>> BEGIN

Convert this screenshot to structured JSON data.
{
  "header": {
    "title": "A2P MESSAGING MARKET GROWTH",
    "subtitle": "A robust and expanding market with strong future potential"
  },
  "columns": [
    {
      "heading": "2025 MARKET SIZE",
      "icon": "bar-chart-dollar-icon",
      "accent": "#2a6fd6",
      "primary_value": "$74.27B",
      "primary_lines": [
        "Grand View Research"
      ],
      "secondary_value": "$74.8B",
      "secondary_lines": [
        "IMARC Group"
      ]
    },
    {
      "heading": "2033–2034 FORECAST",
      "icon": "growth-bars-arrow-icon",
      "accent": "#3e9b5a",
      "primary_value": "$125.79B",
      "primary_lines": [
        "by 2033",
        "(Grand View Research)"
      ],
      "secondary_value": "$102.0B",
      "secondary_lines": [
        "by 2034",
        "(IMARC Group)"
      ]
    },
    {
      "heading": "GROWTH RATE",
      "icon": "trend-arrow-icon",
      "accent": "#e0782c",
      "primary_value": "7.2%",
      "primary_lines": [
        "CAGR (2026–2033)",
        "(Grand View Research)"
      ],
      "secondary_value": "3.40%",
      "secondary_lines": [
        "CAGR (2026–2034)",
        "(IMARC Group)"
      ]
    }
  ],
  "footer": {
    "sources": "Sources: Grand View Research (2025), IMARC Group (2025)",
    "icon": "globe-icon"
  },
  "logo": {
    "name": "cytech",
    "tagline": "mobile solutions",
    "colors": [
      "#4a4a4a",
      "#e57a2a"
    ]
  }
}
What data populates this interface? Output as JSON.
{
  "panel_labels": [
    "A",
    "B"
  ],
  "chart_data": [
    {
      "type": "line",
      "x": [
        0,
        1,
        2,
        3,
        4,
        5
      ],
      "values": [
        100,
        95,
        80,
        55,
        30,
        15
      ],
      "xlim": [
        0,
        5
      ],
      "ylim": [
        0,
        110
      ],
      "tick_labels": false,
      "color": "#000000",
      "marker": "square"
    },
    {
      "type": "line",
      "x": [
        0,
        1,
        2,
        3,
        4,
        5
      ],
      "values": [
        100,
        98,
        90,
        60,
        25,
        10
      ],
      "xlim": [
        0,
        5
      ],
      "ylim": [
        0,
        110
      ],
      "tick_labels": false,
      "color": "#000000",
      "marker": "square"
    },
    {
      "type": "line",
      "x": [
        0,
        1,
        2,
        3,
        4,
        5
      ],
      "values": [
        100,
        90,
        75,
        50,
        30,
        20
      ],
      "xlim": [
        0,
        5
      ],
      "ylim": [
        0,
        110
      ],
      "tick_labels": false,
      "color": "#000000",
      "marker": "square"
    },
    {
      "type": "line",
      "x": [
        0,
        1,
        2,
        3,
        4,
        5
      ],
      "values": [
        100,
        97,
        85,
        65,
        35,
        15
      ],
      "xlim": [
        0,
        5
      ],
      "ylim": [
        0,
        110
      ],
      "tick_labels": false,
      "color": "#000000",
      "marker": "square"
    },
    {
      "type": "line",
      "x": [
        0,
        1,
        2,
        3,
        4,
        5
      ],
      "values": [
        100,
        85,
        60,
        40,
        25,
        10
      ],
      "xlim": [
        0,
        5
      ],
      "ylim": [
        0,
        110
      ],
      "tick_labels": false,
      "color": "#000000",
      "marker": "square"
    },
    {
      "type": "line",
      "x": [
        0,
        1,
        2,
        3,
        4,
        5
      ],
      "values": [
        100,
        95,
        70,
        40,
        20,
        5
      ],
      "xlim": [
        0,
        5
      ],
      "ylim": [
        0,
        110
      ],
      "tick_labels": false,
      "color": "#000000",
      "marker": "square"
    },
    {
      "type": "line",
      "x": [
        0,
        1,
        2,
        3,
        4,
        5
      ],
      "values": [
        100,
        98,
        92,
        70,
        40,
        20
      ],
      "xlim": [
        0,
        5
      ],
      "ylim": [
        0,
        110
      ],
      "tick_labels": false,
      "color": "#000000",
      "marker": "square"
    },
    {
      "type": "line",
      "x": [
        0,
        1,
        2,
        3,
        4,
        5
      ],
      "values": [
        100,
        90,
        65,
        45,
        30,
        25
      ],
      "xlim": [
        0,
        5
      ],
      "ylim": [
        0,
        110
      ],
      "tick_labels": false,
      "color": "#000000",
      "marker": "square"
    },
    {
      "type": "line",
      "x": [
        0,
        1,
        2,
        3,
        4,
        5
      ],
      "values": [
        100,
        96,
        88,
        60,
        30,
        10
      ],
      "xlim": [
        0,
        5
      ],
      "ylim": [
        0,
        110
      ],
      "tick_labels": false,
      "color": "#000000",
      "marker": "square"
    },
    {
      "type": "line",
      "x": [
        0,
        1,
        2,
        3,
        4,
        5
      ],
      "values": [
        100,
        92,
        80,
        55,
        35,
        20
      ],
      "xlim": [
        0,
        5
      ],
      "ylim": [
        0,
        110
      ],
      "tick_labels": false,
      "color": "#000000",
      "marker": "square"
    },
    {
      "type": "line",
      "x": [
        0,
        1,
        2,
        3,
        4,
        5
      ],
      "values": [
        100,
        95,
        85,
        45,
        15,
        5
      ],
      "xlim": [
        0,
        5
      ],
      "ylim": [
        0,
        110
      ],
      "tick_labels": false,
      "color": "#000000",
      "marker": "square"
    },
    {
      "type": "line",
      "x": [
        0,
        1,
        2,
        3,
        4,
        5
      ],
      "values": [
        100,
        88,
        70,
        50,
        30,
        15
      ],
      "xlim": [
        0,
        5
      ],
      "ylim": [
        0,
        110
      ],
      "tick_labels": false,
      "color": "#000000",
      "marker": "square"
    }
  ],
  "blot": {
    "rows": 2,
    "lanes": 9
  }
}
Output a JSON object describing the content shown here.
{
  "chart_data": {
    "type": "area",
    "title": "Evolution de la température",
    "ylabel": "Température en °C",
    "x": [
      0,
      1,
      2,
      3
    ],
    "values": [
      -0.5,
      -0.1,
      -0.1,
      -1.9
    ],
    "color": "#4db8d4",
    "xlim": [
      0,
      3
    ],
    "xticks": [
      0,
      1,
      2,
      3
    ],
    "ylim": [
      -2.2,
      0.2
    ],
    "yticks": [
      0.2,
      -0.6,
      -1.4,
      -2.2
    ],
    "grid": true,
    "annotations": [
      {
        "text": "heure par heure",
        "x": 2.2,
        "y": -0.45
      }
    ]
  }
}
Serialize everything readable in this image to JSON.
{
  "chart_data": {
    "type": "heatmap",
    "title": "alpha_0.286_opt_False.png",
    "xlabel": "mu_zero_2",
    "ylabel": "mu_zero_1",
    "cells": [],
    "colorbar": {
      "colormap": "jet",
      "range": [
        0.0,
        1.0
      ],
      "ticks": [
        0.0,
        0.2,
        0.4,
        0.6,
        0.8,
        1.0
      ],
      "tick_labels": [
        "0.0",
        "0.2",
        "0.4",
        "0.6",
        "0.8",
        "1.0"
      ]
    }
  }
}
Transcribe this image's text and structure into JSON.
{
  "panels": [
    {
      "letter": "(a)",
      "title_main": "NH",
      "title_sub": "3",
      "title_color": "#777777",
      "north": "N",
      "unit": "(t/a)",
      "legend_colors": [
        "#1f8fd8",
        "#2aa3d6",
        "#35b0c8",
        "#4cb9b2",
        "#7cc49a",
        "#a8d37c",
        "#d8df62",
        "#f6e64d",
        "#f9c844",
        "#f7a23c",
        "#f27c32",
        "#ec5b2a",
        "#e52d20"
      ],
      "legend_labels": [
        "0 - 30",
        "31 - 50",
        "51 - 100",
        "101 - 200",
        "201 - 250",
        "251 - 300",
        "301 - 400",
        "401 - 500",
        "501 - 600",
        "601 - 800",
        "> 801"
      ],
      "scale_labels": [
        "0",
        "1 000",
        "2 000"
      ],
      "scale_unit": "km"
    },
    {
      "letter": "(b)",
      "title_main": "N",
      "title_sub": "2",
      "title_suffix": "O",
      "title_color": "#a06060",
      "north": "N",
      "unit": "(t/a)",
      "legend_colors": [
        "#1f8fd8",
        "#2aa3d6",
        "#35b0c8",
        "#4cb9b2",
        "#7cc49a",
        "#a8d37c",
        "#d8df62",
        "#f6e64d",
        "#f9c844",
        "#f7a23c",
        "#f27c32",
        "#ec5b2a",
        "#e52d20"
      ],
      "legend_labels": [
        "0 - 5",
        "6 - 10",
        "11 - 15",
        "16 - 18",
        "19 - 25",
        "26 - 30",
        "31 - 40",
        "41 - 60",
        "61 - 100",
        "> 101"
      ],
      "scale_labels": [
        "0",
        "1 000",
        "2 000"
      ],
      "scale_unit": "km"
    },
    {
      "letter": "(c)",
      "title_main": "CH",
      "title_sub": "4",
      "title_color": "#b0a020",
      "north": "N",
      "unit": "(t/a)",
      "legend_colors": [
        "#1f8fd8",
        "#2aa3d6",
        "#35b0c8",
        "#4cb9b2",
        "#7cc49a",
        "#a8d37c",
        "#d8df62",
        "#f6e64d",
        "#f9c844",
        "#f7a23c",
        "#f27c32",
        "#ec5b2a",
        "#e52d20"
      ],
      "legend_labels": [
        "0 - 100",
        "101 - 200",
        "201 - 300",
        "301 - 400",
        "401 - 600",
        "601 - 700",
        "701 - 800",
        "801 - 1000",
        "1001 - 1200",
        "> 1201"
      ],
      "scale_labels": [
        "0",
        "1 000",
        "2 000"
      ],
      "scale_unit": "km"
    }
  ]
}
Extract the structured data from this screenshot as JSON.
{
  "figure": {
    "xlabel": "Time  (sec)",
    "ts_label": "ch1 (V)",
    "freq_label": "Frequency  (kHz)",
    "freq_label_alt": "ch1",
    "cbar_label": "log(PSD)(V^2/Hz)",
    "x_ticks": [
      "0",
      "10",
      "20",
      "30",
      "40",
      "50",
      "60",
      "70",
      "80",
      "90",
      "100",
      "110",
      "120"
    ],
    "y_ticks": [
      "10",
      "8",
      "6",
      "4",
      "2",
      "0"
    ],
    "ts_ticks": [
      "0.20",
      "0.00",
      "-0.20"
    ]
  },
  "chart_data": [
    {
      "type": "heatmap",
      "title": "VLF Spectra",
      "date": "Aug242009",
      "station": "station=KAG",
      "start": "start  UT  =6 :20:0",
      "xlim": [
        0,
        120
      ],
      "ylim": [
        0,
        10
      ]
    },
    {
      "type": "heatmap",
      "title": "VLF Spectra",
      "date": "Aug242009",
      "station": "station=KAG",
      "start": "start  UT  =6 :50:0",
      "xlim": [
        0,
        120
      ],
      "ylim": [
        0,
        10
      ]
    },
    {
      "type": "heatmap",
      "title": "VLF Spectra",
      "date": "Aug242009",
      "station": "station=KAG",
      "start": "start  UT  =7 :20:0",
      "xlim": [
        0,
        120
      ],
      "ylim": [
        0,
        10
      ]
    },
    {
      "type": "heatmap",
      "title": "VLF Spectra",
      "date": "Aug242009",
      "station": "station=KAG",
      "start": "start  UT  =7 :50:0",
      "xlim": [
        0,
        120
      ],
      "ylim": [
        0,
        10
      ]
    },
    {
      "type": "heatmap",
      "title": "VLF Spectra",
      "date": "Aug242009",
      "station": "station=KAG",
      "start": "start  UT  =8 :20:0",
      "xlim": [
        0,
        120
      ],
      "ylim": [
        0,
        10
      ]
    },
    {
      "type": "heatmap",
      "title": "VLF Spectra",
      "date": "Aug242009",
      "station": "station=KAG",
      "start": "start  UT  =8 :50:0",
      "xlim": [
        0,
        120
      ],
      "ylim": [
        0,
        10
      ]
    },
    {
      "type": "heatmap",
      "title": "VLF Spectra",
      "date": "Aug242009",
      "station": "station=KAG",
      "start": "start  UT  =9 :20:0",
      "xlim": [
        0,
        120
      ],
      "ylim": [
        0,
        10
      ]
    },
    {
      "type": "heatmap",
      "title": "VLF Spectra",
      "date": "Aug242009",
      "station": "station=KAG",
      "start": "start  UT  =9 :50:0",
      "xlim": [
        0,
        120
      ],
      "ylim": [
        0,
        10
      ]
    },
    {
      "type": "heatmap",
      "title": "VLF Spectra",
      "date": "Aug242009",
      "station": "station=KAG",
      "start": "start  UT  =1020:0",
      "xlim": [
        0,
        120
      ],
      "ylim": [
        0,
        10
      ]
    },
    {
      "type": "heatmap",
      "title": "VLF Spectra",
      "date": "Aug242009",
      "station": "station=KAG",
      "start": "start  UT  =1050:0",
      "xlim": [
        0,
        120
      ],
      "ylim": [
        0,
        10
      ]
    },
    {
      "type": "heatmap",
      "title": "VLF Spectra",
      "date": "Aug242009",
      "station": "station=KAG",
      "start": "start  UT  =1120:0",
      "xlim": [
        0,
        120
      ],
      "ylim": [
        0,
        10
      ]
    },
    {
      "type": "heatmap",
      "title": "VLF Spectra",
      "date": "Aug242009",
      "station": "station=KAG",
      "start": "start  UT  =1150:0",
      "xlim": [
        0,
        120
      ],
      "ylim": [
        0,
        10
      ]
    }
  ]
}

>> END

◆ Do this:
Above are the records; copy every line in them that holds the word "Output".

◆ Response to the task:
What data populates this interface? Output as JSON.
Output a JSON object describing the content shown here.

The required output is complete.